Task statement
Print every entry, word for word, and skip the images.

Record list

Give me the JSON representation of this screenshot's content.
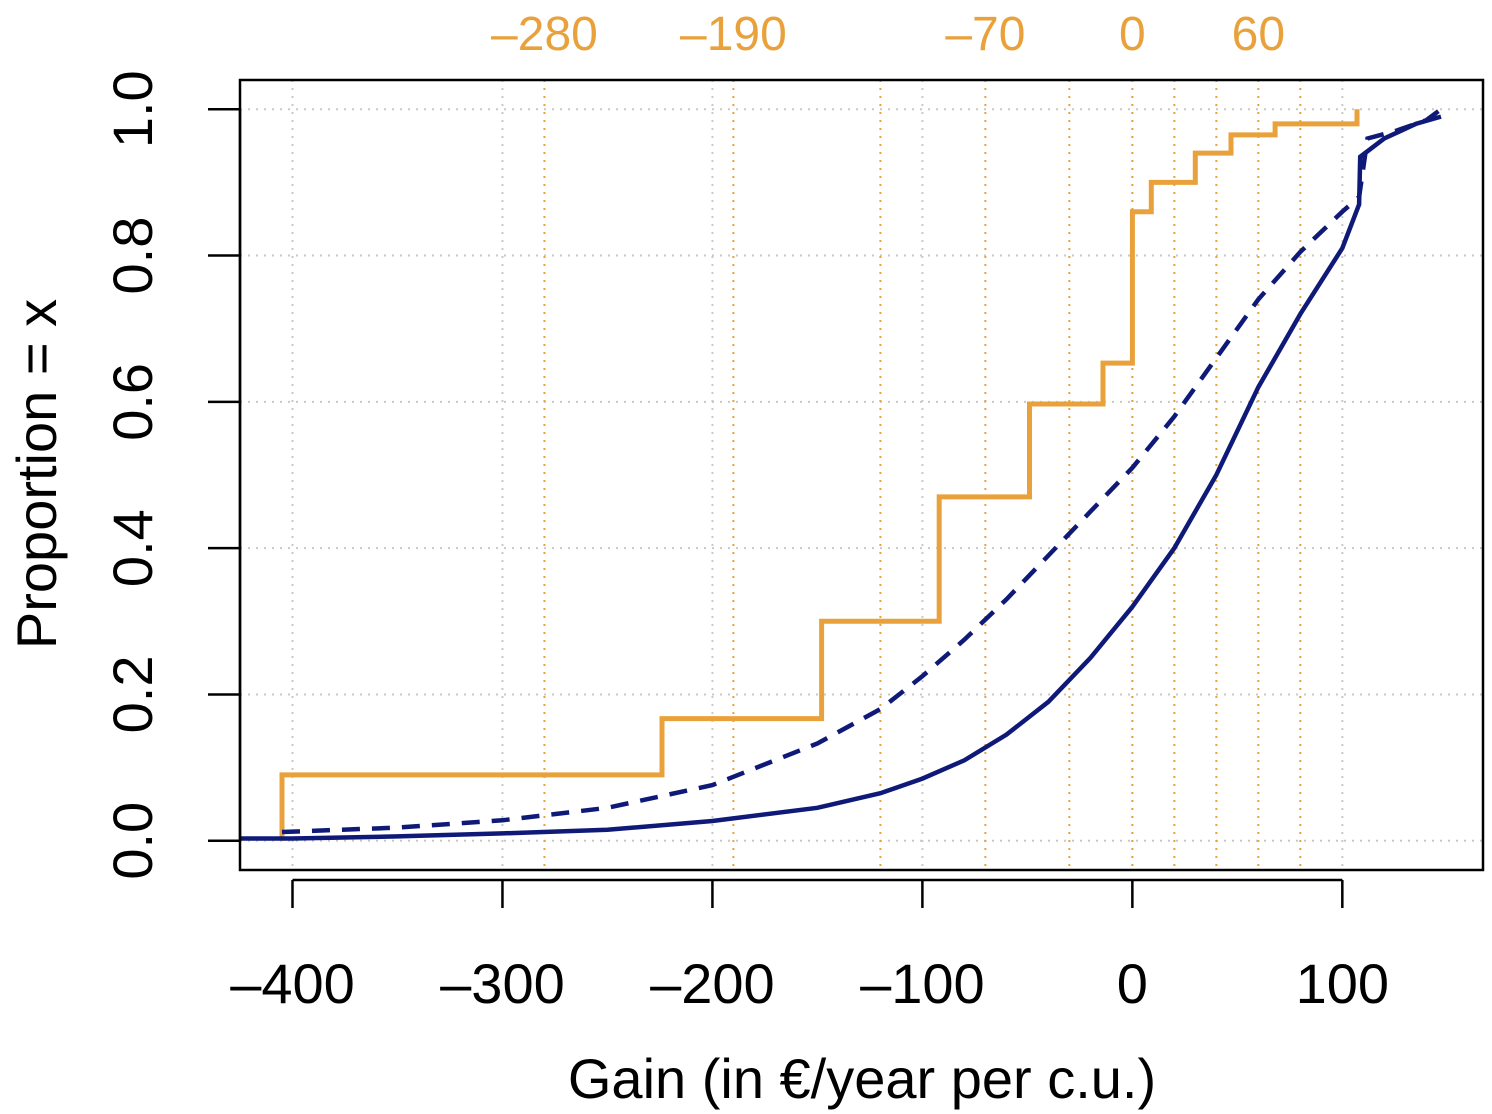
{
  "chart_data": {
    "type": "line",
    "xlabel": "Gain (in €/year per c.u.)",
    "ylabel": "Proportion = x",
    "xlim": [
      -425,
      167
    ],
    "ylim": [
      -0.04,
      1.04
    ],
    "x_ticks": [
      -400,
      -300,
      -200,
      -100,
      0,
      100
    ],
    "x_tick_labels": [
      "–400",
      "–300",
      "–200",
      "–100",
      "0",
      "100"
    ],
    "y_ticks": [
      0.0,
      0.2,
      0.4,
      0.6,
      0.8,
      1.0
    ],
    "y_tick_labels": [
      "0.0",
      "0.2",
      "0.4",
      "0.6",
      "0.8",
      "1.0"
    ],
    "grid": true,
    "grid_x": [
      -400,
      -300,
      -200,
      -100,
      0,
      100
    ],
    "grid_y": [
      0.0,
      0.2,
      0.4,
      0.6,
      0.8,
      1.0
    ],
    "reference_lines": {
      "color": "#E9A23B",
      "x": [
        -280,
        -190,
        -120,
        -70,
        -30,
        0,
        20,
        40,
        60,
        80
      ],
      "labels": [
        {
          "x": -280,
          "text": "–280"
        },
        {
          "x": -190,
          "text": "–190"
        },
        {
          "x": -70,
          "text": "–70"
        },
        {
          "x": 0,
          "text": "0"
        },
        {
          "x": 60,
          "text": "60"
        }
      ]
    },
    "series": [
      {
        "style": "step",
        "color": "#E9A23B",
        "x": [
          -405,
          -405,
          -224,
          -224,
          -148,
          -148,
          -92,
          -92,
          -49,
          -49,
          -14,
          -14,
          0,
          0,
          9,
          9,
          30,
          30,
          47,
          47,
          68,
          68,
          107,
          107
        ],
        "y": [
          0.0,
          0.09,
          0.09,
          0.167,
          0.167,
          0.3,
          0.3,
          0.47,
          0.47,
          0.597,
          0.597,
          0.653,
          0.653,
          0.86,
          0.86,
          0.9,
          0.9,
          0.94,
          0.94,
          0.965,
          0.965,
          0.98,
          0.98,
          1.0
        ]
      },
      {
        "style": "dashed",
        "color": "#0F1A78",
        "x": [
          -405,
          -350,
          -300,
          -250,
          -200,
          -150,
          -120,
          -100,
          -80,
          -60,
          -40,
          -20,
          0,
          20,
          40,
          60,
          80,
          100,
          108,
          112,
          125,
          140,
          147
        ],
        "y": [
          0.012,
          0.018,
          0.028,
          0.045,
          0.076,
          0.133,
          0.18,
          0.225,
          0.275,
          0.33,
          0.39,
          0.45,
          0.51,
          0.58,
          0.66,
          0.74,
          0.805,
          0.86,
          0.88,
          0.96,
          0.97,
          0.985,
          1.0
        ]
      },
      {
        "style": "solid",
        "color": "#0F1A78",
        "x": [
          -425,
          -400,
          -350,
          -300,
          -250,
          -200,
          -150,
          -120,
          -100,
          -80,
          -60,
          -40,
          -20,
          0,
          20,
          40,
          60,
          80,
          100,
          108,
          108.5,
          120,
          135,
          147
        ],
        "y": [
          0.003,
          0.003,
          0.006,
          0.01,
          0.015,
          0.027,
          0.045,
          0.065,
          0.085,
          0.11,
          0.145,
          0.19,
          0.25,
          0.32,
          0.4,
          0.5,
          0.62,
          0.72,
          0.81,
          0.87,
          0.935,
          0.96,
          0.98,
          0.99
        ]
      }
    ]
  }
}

Reply to the task
Give me the JSON representation of this screenshot's content.
{
  "chart_data": {
    "type": "line",
    "xlabel": "Gain (in €/year per c.u.)",
    "ylabel": "Proportion = x",
    "xlim": [
      -425,
      167
    ],
    "ylim": [
      -0.04,
      1.04
    ],
    "x_ticks": [
      -400,
      -300,
      -200,
      -100,
      0,
      100
    ],
    "x_tick_labels": [
      "–400",
      "–300",
      "–200",
      "–100",
      "0",
      "100"
    ],
    "y_ticks": [
      0.0,
      0.2,
      0.4,
      0.6,
      0.8,
      1.0
    ],
    "y_tick_labels": [
      "0.0",
      "0.2",
      "0.4",
      "0.6",
      "0.8",
      "1.0"
    ],
    "grid": true,
    "grid_x": [
      -400,
      -300,
      -200,
      -100,
      0,
      100
    ],
    "grid_y": [
      0.0,
      0.2,
      0.4,
      0.6,
      0.8,
      1.0
    ],
    "reference_lines": {
      "color": "#E9A23B",
      "x": [
        -280,
        -190,
        -120,
        -70,
        -30,
        0,
        20,
        40,
        60,
        80
      ],
      "labels": [
        {
          "x": -280,
          "text": "–280"
        },
        {
          "x": -190,
          "text": "–190"
        },
        {
          "x": -70,
          "text": "–70"
        },
        {
          "x": 0,
          "text": "0"
        },
        {
          "x": 60,
          "text": "60"
        }
      ]
    },
    "series": [
      {
        "style": "step",
        "color": "#E9A23B",
        "x": [
          -405,
          -405,
          -224,
          -224,
          -148,
          -148,
          -92,
          -92,
          -49,
          -49,
          -14,
          -14,
          0,
          0,
          9,
          9,
          30,
          30,
          47,
          47,
          68,
          68,
          107,
          107
        ],
        "y": [
          0.0,
          0.09,
          0.09,
          0.167,
          0.167,
          0.3,
          0.3,
          0.47,
          0.47,
          0.597,
          0.597,
          0.653,
          0.653,
          0.86,
          0.86,
          0.9,
          0.9,
          0.94,
          0.94,
          0.965,
          0.965,
          0.98,
          0.98,
          1.0
        ]
      },
      {
        "style": "dashed",
        "color": "#0F1A78",
        "x": [
          -405,
          -350,
          -300,
          -250,
          -200,
          -150,
          -120,
          -100,
          -80,
          -60,
          -40,
          -20,
          0,
          20,
          40,
          60,
          80,
          100,
          108,
          112,
          125,
          140,
          147
        ],
        "y": [
          0.012,
          0.018,
          0.028,
          0.045,
          0.076,
          0.133,
          0.18,
          0.225,
          0.275,
          0.33,
          0.39,
          0.45,
          0.51,
          0.58,
          0.66,
          0.74,
          0.805,
          0.86,
          0.88,
          0.96,
          0.97,
          0.985,
          1.0
        ]
      },
      {
        "style": "solid",
        "color": "#0F1A78",
        "x": [
          -425,
          -400,
          -350,
          -300,
          -250,
          -200,
          -150,
          -120,
          -100,
          -80,
          -60,
          -40,
          -20,
          0,
          20,
          40,
          60,
          80,
          100,
          108,
          108.5,
          120,
          135,
          147
        ],
        "y": [
          0.003,
          0.003,
          0.006,
          0.01,
          0.015,
          0.027,
          0.045,
          0.065,
          0.085,
          0.11,
          0.145,
          0.19,
          0.25,
          0.32,
          0.4,
          0.5,
          0.62,
          0.72,
          0.81,
          0.87,
          0.935,
          0.96,
          0.98,
          0.99
        ]
      }
    ]
  }
}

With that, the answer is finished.